■ EXERCISE AIM ■
Skip the pictures and extract all of the lines exactly as written.

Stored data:
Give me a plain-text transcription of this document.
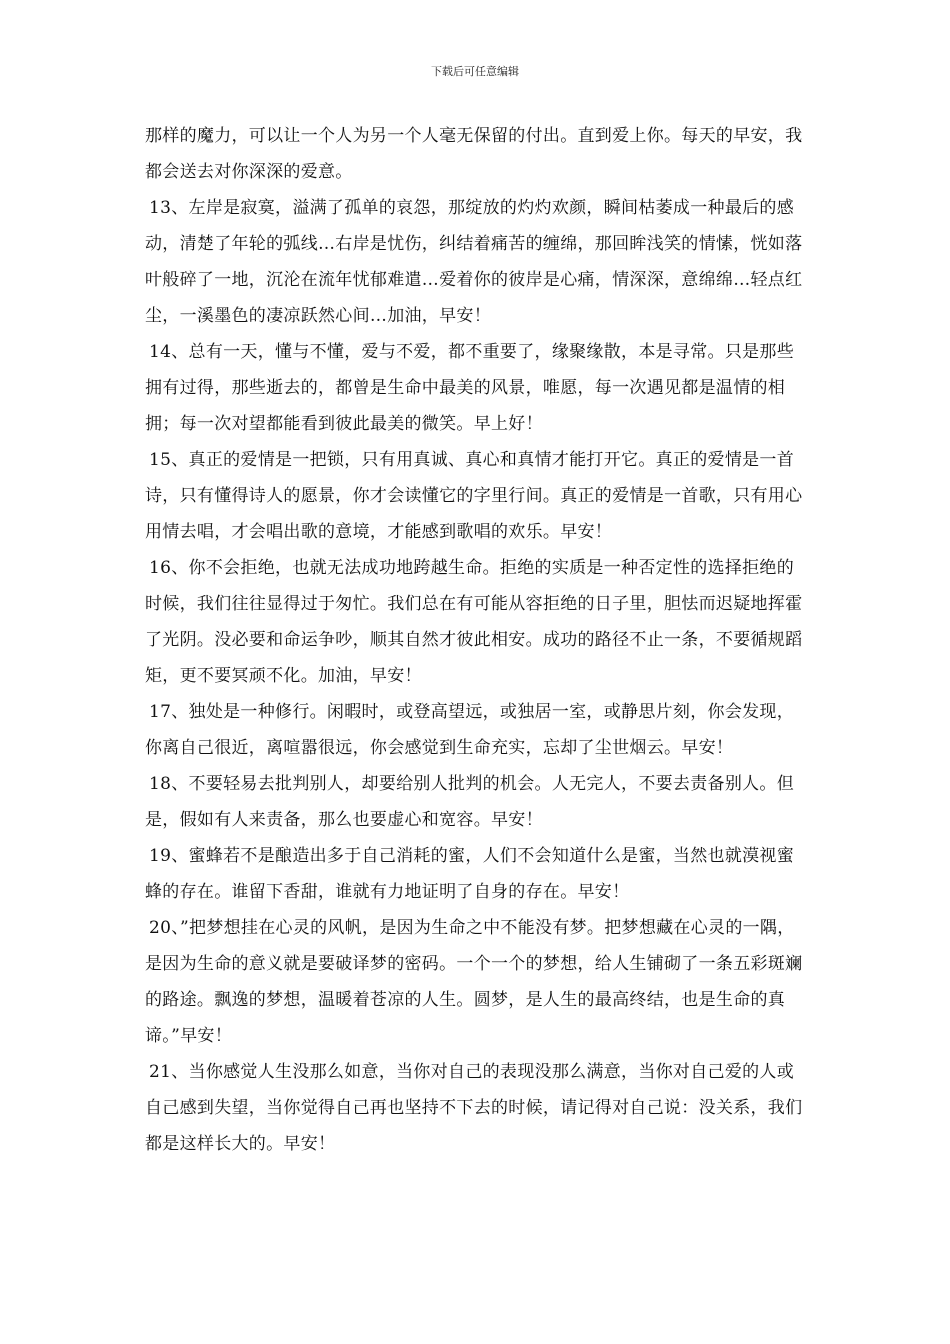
下载后可任意编辑

那样的魔力，可以让一个人为另一个人毫无保留的付出。直到爱上你。每天的早安，我都会送去对你深深的爱意。

13、左岸是寂寞，溢满了孤单的哀怨，那绽放的灼灼欢颜，瞬间枯萎成一种最后的感动，清楚了年轮的弧线…右岸是忧伤，纠结着痛苦的缠绵，那回眸浅笑的情愫，恍如落叶般碎了一地，沉沦在流年忧郁难遣…爱着你的彼岸是心痛，情深深，意绵绵…轻点红尘，一溪墨色的凄凉跃然心间…加油，早安！

14、总有一天，懂与不懂，爱与不爱，都不重要了，缘聚缘散，本是寻常。只是那些拥有过得，那些逝去的，都曾是生命中最美的风景，唯愿，每一次遇见都是温情的相拥；每一次对望都能看到彼此最美的微笑。早上好！

15、真正的爱情是一把锁，只有用真诚、真心和真情才能打开它。真正的爱情是一首诗，只有懂得诗人的愿景，你才会读懂它的字里行间。真正的爱情是一首歌，只有用心用情去唱，才会唱出歌的意境，才能感到歌唱的欢乐。早安！

16、你不会拒绝，也就无法成功地跨越生命。拒绝的实质是一种否定性的选择拒绝的时候，我们往往显得过于匆忙。我们总在有可能从容拒绝的日子里，胆怯而迟疑地挥霍了光阴。没必要和命运争吵，顺其自然才彼此相安。成功的路径不止一条，不要循规蹈矩，更不要冥顽不化。加油，早安！

17、独处是一种修行。闲暇时，或登高望远，或独居一室，或静思片刻，你会发现，你离自己很近，离喧嚣很远，你会感觉到生命充实，忘却了尘世烟云。早安！

18、不要轻易去批判别人，却要给别人批判的机会。人无完人，不要去责备别人。但是，假如有人来责备，那么也要虚心和宽容。早安！

19、蜜蜂若不是酿造出多于自己消耗的蜜，人们不会知道什么是蜜，当然也就漠视蜜蜂的存在。谁留下香甜，谁就有力地证明了自身的存在。早安！

20、”把梦想挂在心灵的风帆，是因为生命之中不能没有梦。把梦想藏在心灵的一隅，是因为生命的意义就是要破译梦的密码。一个一个的梦想，给人生铺砌了一条五彩斑斓的路途。飘逸的梦想，温暖着苍凉的人生。圆梦，是人生的最高终结，也是生命的真谛。”早安！

21、当你感觉人生没那么如意，当你对自己的表现没那么满意，当你对自己爱的人或自己感到失望，当你觉得自己再也坚持不下去的时候，请记得对自己说：没关系，我们都是这样长大的。早安！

■ EXERCISE SOLUTION ■
Give me a plain-text transcription of this document.
下载后可任意编辑

那样的魔力，可以让一个人为另一个人毫无保留的付出。直到爱上你。每天的早安，我都会送去对你深深的爱意。

13、左岸是寂寞，溢满了孤单的哀怨，那绽放的灼灼欢颜，瞬间枯萎成一种最后的感动，清楚了年轮的弧线…右岸是忧伤，纠结着痛苦的缠绵，那回眸浅笑的情愫，恍如落叶般碎了一地，沉沦在流年忧郁难遣…爱着你的彼岸是心痛，情深深，意绵绵…轻点红尘，一溪墨色的凄凉跃然心间…加油，早安！

14、总有一天，懂与不懂，爱与不爱，都不重要了，缘聚缘散，本是寻常。只是那些拥有过得，那些逝去的，都曾是生命中最美的风景，唯愿，每一次遇见都是温情的相拥；每一次对望都能看到彼此最美的微笑。早上好！

15、真正的爱情是一把锁，只有用真诚、真心和真情才能打开它。真正的爱情是一首诗，只有懂得诗人的愿景，你才会读懂它的字里行间。真正的爱情是一首歌，只有用心用情去唱，才会唱出歌的意境，才能感到歌唱的欢乐。早安！

16、你不会拒绝，也就无法成功地跨越生命。拒绝的实质是一种否定性的选择拒绝的时候，我们往往显得过于匆忙。我们总在有可能从容拒绝的日子里，胆怯而迟疑地挥霍了光阴。没必要和命运争吵，顺其自然才彼此相安。成功的路径不止一条，不要循规蹈矩，更不要冥顽不化。加油，早安！

17、独处是一种修行。闲暇时，或登高望远，或独居一室，或静思片刻，你会发现，你离自己很近，离喧嚣很远，你会感觉到生命充实，忘却了尘世烟云。早安！

18、不要轻易去批判别人，却要给别人批判的机会。人无完人，不要去责备别人。但是，假如有人来责备，那么也要虚心和宽容。早安！

19、蜜蜂若不是酿造出多于自己消耗的蜜，人们不会知道什么是蜜，当然也就漠视蜜蜂的存在。谁留下香甜，谁就有力地证明了自身的存在。早安！

20、”把梦想挂在心灵的风帆，是因为生命之中不能没有梦。把梦想藏在心灵的一隅，是因为生命的意义就是要破译梦的密码。一个一个的梦想，给人生铺砌了一条五彩斑斓的路途。飘逸的梦想，温暖着苍凉的人生。圆梦，是人生的最高终结，也是生命的真谛。”早安！

21、当你感觉人生没那么如意，当你对自己的表现没那么满意，当你对自己爱的人或自己感到失望，当你觉得自己再也坚持不下去的时候，请记得对自己说：没关系，我们都是这样长大的。早安！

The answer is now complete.